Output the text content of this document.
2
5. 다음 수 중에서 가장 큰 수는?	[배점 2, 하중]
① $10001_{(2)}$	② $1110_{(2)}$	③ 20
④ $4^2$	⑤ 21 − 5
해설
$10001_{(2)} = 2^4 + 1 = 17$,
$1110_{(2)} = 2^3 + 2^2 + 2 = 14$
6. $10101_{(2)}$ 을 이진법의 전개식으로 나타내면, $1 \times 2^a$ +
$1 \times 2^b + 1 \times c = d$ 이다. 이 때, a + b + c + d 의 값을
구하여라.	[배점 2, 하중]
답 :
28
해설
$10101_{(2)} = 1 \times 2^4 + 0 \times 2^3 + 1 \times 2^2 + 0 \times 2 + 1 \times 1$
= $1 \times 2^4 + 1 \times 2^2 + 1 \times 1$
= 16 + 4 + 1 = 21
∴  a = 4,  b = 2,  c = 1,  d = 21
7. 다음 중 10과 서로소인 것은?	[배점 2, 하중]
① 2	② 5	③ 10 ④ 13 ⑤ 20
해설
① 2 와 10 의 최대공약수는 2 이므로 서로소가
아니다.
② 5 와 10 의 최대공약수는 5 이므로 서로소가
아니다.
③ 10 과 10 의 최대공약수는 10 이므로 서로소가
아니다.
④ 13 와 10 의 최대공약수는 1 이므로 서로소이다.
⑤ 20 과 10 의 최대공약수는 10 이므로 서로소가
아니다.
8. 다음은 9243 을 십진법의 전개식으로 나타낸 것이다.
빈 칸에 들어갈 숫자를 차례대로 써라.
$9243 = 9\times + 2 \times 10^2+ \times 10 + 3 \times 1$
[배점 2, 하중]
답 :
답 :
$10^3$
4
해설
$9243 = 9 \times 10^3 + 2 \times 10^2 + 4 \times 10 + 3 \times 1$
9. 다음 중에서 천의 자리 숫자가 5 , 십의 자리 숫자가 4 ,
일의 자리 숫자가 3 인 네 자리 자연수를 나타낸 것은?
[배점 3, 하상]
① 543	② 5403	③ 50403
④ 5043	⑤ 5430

◆ Exercise aim: Transcribe each record exactly. Leave nothing out.

◆ Answer in full:
Output the text content of this document.
2
5. 다음 수 중에서 가장 큰 수는?	[배점 2, 하중]
① $10001_{(2)}$	② $1110_{(2)}$	③ 20
④ $4^2$	⑤ 21 − 5
해설
$10001_{(2)} = 2^4 + 1 = 17$,
$1110_{(2)} = 2^3 + 2^2 + 2 = 14$
6. $10101_{(2)}$ 을 이진법의 전개식으로 나타내면, $1 \times 2^a$ +
$1 \times 2^b + 1 \times c = d$ 이다. 이 때, a + b + c + d 의 값을
구하여라.	[배점 2, 하중]
답 :
28
해설
$10101_{(2)} = 1 \times 2^4 + 0 \times 2^3 + 1 \times 2^2 + 0 \times 2 + 1 \times 1$
= $1 \times 2^4 + 1 \times 2^2 + 1 \times 1$
= 16 + 4 + 1 = 21
∴  a = 4,  b = 2,  c = 1,  d = 21
7. 다음 중 10과 서로소인 것은?	[배점 2, 하중]
① 2	② 5	③ 10 ④ 13 ⑤ 20
해설
① 2 와 10 의 최대공약수는 2 이므로 서로소가
아니다.
② 5 와 10 의 최대공약수는 5 이므로 서로소가
아니다.
③ 10 과 10 의 최대공약수는 10 이므로 서로소가
아니다.
④ 13 와 10 의 최대공약수는 1 이므로 서로소이다.
⑤ 20 과 10 의 최대공약수는 10 이므로 서로소가
아니다.
8. 다음은 9243 을 십진법의 전개식으로 나타낸 것이다.
빈 칸에 들어갈 숫자를 차례대로 써라.
$9243 = 9\times + 2 \times 10^2+ \times 10 + 3 \times 1$
[배점 2, 하중]
답 :
답 :
$10^3$
4
해설
$9243 = 9 \times 10^3 + 2 \times 10^2 + 4 \times 10 + 3 \times 1$
9. 다음 중에서 천의 자리 숫자가 5 , 십의 자리 숫자가 4 ,
일의 자리 숫자가 3 인 네 자리 자연수를 나타낸 것은?
[배점 3, 하상]
① 543	② 5403	③ 50403
④ 5043	⑤ 5430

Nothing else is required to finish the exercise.